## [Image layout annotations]
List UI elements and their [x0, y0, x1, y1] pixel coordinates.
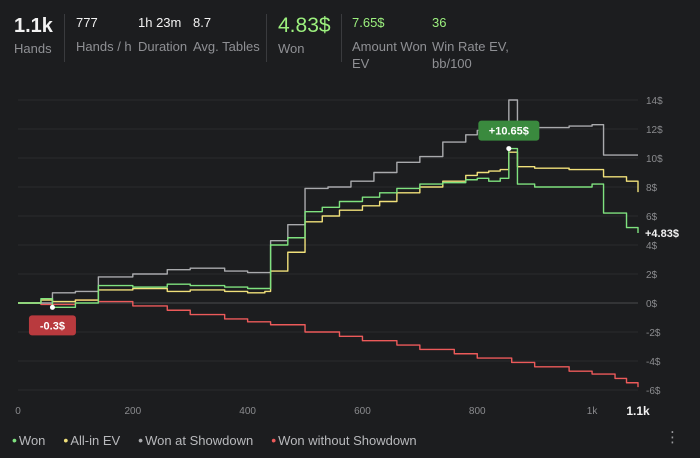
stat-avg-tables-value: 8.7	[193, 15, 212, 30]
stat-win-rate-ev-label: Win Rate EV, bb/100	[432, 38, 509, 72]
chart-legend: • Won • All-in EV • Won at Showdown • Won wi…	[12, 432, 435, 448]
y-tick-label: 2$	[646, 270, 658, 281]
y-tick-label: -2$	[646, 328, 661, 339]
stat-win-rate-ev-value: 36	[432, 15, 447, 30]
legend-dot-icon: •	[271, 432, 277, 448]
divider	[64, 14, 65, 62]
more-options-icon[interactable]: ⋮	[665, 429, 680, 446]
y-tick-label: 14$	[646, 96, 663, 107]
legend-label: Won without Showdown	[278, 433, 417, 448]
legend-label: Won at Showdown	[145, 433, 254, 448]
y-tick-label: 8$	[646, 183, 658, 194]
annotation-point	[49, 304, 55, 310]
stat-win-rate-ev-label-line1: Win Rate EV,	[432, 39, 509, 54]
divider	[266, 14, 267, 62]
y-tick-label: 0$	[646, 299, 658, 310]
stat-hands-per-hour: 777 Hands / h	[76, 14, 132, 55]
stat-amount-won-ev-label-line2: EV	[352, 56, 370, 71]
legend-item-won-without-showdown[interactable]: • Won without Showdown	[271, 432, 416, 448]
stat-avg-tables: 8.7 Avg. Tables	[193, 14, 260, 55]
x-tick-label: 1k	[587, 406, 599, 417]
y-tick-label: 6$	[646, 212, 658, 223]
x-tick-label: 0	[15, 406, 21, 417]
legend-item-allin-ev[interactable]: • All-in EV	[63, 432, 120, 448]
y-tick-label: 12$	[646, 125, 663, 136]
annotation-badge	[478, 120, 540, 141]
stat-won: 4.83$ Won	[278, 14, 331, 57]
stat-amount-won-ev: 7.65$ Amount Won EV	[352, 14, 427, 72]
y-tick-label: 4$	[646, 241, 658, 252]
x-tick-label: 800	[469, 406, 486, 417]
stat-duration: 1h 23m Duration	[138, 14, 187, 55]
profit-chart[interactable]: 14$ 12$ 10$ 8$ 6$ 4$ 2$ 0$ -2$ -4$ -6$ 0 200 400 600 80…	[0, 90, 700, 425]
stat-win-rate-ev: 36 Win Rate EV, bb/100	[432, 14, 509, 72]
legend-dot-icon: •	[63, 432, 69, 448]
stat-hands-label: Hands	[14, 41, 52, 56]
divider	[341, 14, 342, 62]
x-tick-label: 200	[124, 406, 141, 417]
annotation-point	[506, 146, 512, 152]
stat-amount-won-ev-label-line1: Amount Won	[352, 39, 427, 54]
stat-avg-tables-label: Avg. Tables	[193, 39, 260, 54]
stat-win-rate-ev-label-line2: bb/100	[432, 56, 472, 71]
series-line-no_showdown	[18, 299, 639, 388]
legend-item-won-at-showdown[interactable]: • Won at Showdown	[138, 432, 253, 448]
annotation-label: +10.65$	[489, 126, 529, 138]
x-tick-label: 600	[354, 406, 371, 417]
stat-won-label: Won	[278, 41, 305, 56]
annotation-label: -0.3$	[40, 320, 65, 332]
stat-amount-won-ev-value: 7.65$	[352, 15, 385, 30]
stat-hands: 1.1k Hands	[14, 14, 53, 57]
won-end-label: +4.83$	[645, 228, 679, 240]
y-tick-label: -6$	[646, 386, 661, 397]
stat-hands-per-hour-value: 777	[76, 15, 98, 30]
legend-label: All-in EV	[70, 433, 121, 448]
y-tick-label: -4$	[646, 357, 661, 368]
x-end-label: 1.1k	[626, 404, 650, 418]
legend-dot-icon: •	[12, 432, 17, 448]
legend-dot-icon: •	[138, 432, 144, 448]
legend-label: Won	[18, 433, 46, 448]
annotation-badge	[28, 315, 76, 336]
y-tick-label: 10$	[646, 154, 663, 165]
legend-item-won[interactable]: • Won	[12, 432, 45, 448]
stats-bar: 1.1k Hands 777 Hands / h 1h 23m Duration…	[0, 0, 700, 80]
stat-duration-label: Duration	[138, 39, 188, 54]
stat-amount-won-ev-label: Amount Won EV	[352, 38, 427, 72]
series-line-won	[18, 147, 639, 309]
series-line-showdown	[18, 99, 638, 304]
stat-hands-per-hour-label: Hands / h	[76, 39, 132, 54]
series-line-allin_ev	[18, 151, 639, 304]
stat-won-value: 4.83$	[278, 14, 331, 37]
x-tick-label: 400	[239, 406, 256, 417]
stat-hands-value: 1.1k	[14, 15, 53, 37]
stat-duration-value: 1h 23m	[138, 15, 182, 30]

## [Exercise task]
Copy out the item lines starting at the one containing "15, 212, 30]" and ending at the one containing "stat-amount-won-ev: 7.65$ Amount", keeping each line unchanged.

## [Reply]
stat-avg-tables-value: 8.7	[193, 15, 212, 30]
stat-win-rate-ev-label: Win Rate EV, bb/100	[432, 38, 509, 72]
chart-legend: • Won • All-in EV • Won at Showdown • Won wi…	[12, 432, 435, 448]
y-tick-label: 2$	[646, 270, 658, 281]
y-tick-label: -2$	[646, 328, 661, 339]
stat-win-rate-ev-value: 36	[432, 15, 447, 30]
legend-dot-icon: •	[271, 432, 277, 448]
divider	[64, 14, 65, 62]
more-options-icon[interactable]: ⋮	[665, 429, 680, 446]
y-tick-label: 14$	[646, 96, 663, 107]
legend-label: Won without Showdown	[278, 433, 417, 448]
legend-label: Won at Showdown	[145, 433, 254, 448]
y-tick-label: 8$	[646, 183, 658, 194]
annotation-point	[49, 304, 55, 310]
stat-win-rate-ev-label-line1: Win Rate EV,	[432, 39, 509, 54]
divider	[266, 14, 267, 62]
y-tick-label: 0$	[646, 299, 658, 310]
stat-hands-per-hour: 777 Hands / h	[76, 14, 132, 55]
stat-amount-won-ev-label-line2: EV	[352, 56, 370, 71]
legend-item-won-without-showdown[interactable]: • Won without Showdown	[271, 432, 416, 448]
stat-avg-tables: 8.7 Avg. Tables	[193, 14, 260, 55]
x-tick-label: 1k	[587, 406, 599, 417]
y-tick-label: 6$	[646, 212, 658, 223]
x-tick-label: 0	[15, 406, 21, 417]
legend-item-allin-ev[interactable]: • All-in EV	[63, 432, 120, 448]
y-tick-label: 12$	[646, 125, 663, 136]
annotation-badge	[478, 120, 540, 141]
stat-won: 4.83$ Won	[278, 14, 331, 57]
stat-amount-won-ev: 7.65$ Amount Won EV	[352, 14, 427, 72]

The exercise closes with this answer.